• **Short task**
Reproduce the records exactly.

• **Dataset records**

⁂

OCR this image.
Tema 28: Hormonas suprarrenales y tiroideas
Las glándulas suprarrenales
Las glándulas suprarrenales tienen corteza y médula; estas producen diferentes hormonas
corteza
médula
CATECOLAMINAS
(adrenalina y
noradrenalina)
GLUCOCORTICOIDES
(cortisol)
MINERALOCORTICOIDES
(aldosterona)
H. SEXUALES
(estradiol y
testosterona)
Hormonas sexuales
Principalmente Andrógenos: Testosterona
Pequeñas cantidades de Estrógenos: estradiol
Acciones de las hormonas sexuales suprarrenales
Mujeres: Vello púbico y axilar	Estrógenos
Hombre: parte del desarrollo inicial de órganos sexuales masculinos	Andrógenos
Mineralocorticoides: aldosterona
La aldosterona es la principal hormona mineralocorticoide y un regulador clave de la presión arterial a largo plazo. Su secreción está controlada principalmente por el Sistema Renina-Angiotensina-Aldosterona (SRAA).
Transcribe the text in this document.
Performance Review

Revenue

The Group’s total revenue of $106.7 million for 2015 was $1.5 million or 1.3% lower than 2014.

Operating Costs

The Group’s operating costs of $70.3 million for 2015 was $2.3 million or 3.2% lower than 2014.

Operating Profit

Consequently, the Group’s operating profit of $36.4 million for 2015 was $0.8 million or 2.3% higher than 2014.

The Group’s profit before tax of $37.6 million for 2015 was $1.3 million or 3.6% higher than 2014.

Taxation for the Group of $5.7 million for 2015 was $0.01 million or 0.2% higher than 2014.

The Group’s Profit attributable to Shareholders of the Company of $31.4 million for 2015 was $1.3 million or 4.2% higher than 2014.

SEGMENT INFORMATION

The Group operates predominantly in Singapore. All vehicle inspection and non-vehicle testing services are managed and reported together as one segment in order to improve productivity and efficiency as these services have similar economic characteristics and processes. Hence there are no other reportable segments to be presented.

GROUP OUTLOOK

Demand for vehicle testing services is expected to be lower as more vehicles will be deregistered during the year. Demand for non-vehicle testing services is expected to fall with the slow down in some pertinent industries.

⁂

• **Task output**
OCR this image.
Tema 28: Hormonas suprarrenales y tiroideas
Las glándulas suprarrenales
Las glándulas suprarrenales tienen corteza y médula; estas producen diferentes hormonas
corteza
médula
CATECOLAMINAS
(adrenalina y
noradrenalina)
GLUCOCORTICOIDES
(cortisol)
MINERALOCORTICOIDES
(aldosterona)
H. SEXUALES
(estradiol y
testosterona)
Hormonas sexuales
Principalmente Andrógenos: Testosterona
Pequeñas cantidades de Estrógenos: estradiol
Acciones de las hormonas sexuales suprarrenales
Mujeres: Vello púbico y axilar	Estrógenos
Hombre: parte del desarrollo inicial de órganos sexuales masculinos	Andrógenos
Mineralocorticoides: aldosterona
La aldosterona es la principal hormona mineralocorticoide y un regulador clave de la presión arterial a largo plazo. Su secreción está controlada principalmente por el Sistema Renina-Angiotensina-Aldosterona (SRAA).
Transcribe the text in this document.
Performance Review

Revenue

The Group’s total revenue of $106.7 million for 2015 was $1.5 million or 1.3% lower than 2014.

Operating Costs

The Group’s operating costs of $70.3 million for 2015 was $2.3 million or 3.2% lower than 2014.

Operating Profit

Consequently, the Group’s operating profit of $36.4 million for 2015 was $0.8 million or 2.3% higher than 2014.

The Group’s profit before tax of $37.6 million for 2015 was $1.3 million or 3.6% higher than 2014.

Taxation for the Group of $5.7 million for 2015 was $0.01 million or 0.2% higher than 2014.

The Group’s Profit attributable to Shareholders of the Company of $31.4 million for 2015 was $1.3 million or 4.2% higher than 2014.

SEGMENT INFORMATION

The Group operates predominantly in Singapore. All vehicle inspection and non-vehicle testing services are managed and reported together as one segment in order to improve productivity and efficiency as these services have similar economic characteristics and processes. Hence there are no other reportable segments to be presented.

GROUP OUTLOOK

Demand for vehicle testing services is expected to be lower as more vehicles will be deregistered during the year. Demand for non-vehicle testing services is expected to fall with the slow down in some pertinent industries.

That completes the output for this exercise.